*Brano da leggere:*
Articolo tradotto dal giornale anarchico mensile “Meydan” del gruppo turco DAF – Devrimci Anarşist Faaliyet (Azione Anarchica Rivoluzionaria)

10 giugno 2013

Non è che l’inizio, continuiamo la lotta!

Questa è una rivolta

I progetti di trasformazione urbana stanno da molto tempo minacciando gli spazi vitali degli abitanti di Istanbul. Prima le demolizioni dei quartieri poveri, poi 63 milioni di metri quadrati di foresta da devastare per il terzo ponte, un centro commerciale dopo l’altro, hotel di lusso, e mentre continua il progetto di pedonalizzazione è giunto il momento di Gezi Park. Gli abitanti di Istanbul continuano a resistere a tutti questi progetti che minacciano la loro vita. Fino a quando gli escavatori sono venuti a Gezi Park e hanno sradicato gli alberi. “Un pugno di contestatori marginali” ha rivendicato gli alberi e la loro ombra ed ha detto “Non sradicate gli alberi, non costruite centri commerciali a Gezi Park”. Questa protesta era condotta come un’azione “pacifica ed ecologica”. La polizia ha condotto un’operazione di sgombero alle prime luci del mattino ed ha asfissiato la zona del parco con i gas. Lo Stato deve avere “molto” da guadagnare dal momento che sta cercando di abbattere questa protesta pacifica nel modo più duro possibile. La violenza della polizia è salita negli ultimi mesi e i manifestanti l’hanno subita in modo inaspettato. Deputati dei partiti di opposizione e artisti sono venuti a Gezi Park per contestare questo e per sostenere i manifestanti, ma hanno avuto pure loro quota di terrore di Stato.

Nel primo giorno di demolizione lo Stato non ha potuto ottenere ciò che voleva a causa di questa situazione. I manifestanti sono restati in Gezi Park durante la notte. Non si sa se si aspettassero un attacco per la mattina seguente, ma tutti i manifestanti sono stati cacciati dal parco con l’irruzione della polizia la mattina. La polizia ha bruciato le tende, le coperte e tutte le cose dei manifestanti. I video dei manifestanti sottoposti al continuo lancio delle bombe lacrimogene e arrestati con violenza dalla polizia, hanno suscitato rabbia in chiunque li abbia visti.
Ovviamente questa non è la rabbia per una singola manifestazione. La rabbia è stata accumulata. Accumulata dalla crescente violenza della polizia.

Sono stati gli attacchi con le bombe lacrimogene, manganelli e armi che hanno generato questa rabbia. È stato il divieto del Primo Maggio, Dilan, Şerzan, Metin Lokumcu, Aydin Erdem… Non sono due giornate ad aver generato la rabbia. È stata la crescente oppressione, le restrizioni, la censura, lo sfruttamento economico. Quello che ha creato questa rabbia è lo Stato che esercita il suo potere in modo sprezzante ed accanito, senza chiedere alcuna legittimazione.

*Compito richiesto a:*
Ricopia dall'elenco le righe comprese tra quella che contiene "229, 572, 254]" e quella che contiene "triangle-figure: A B", incluse entrambe.
L'elenco qui sotto non ha alcun legame con l'articolo su Gezi Park.

*Record di annotazione delle coordinate:*
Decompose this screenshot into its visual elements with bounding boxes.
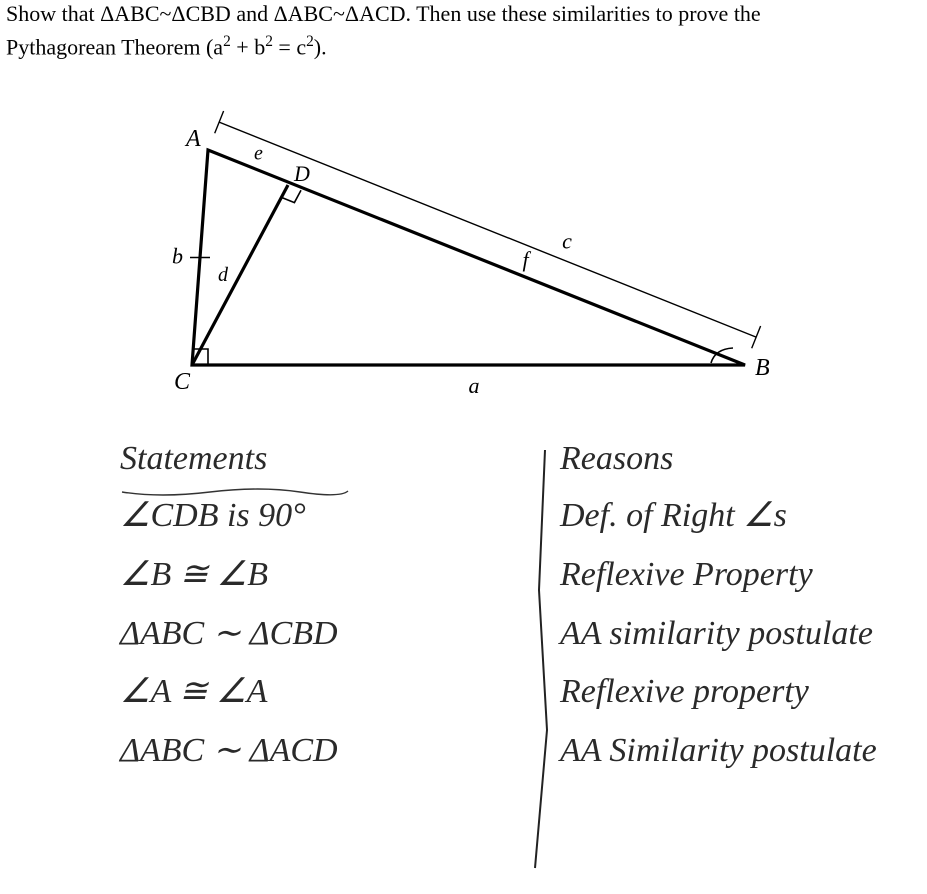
svg-text:c: c	[562, 229, 572, 254]
txt: ACD	[359, 1, 405, 26]
svg-text:D: D	[293, 161, 310, 186]
txt: ~	[160, 1, 172, 26]
svg-text:a: a	[469, 373, 480, 398]
reason-1: Def. of Right ∠s	[560, 496, 880, 537]
statement-5: ΔABC ∼ ΔACD	[120, 731, 500, 772]
sup: 2	[306, 33, 314, 50]
svg-text:C: C	[174, 369, 191, 395]
txt: + b	[231, 34, 265, 59]
statement-2: ∠B ≅ ∠B	[120, 555, 500, 596]
txt: and Δ	[231, 1, 288, 26]
txt: CBD	[186, 1, 231, 26]
txt: = c	[273, 34, 306, 59]
txt: ABC	[288, 1, 333, 26]
svg-text:A: A	[184, 126, 201, 152]
statement-1: ∠CDB is 90°	[120, 496, 500, 537]
txt: Pythagorean Theorem (a	[6, 34, 223, 59]
svg-text:d: d	[218, 264, 229, 286]
triangle-figure: A B C Da b c e f d	[150, 80, 790, 430]
svg-text:f: f	[523, 247, 532, 272]
reasons-header: Reasons	[560, 440, 880, 478]
svg-text:e: e	[254, 143, 263, 165]
sup: 2	[223, 33, 231, 50]
statement-3: ΔABC ∼ ΔCBD	[120, 614, 500, 655]
statements-header: Statements	[120, 440, 500, 478]
statement-4: ∠A ≅ ∠A	[120, 672, 500, 713]
column-divider	[525, 450, 565, 870]
figure-svg: A B C Da b c e f d	[150, 80, 790, 430]
txt: Show that Δ	[6, 1, 114, 26]
reasons-column: Reasons Def. of Right ∠s Reflexive Prope…	[560, 440, 880, 772]
two-column-proof: Statements ∠CDB is 90° ∠B ≅ ∠B ΔABC ∼ ΔC…	[120, 440, 880, 880]
svg-text:b: b	[172, 244, 183, 269]
txt: ~	[333, 1, 345, 26]
txt: . Then use these similarities to prove t…	[406, 1, 761, 26]
svg-text:B: B	[755, 355, 770, 381]
reason-5: AA Similarity postulate	[560, 731, 880, 772]
reason-3: AA similarity postulate	[560, 614, 880, 655]
problem-statement: Show that ΔABC~ΔCBD and ΔABC~ΔACD. Then …	[6, 0, 906, 61]
reason-4: Reflexive property	[560, 672, 880, 713]
reason-2: Reflexive Property	[560, 555, 880, 596]
txt: ABC	[114, 1, 159, 26]
underline-squiggle	[120, 486, 350, 500]
sup: 2	[265, 33, 273, 50]
txt: ).	[314, 34, 327, 59]
statements-column: Statements ∠CDB is 90° ∠B ≅ ∠B ΔABC ∼ ΔC…	[120, 440, 500, 772]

*Compito richiesto b:*
Nell'articolo su Gezi Park, che cosa ha bruciato la polizia durante l'irruzione del mattino?

*Risposta corretta a:*
svg-text:c: c	[562, 229, 572, 254]
txt: ACD	[359, 1, 405, 26]
svg-text:D: D	[293, 161, 310, 186]
txt: ~	[160, 1, 172, 26]
svg-text:a: a	[469, 373, 480, 398]
reason-1: Def. of Right ∠s	[560, 496, 880, 537]
statement-5: ΔABC ∼ ΔACD	[120, 731, 500, 772]
sup: 2	[306, 33, 314, 50]
svg-text:C: C	[174, 369, 191, 395]
txt: + b	[231, 34, 265, 59]
statement-2: ∠B ≅ ∠B	[120, 555, 500, 596]
txt: and Δ	[231, 1, 288, 26]
txt: CBD	[186, 1, 231, 26]
txt: = c	[273, 34, 306, 59]
txt: ABC	[288, 1, 333, 26]
svg-text:A: A	[184, 126, 201, 152]
statement-1: ∠CDB is 90°	[120, 496, 500, 537]
txt: Pythagorean Theorem (a	[6, 34, 223, 59]
svg-text:d: d	[218, 264, 229, 286]
triangle-figure: A B C Da b c e f d	[150, 80, 790, 430]

*Risposta corretta b:*
Le tende, le coperte e tutte le cose dei manifestanti.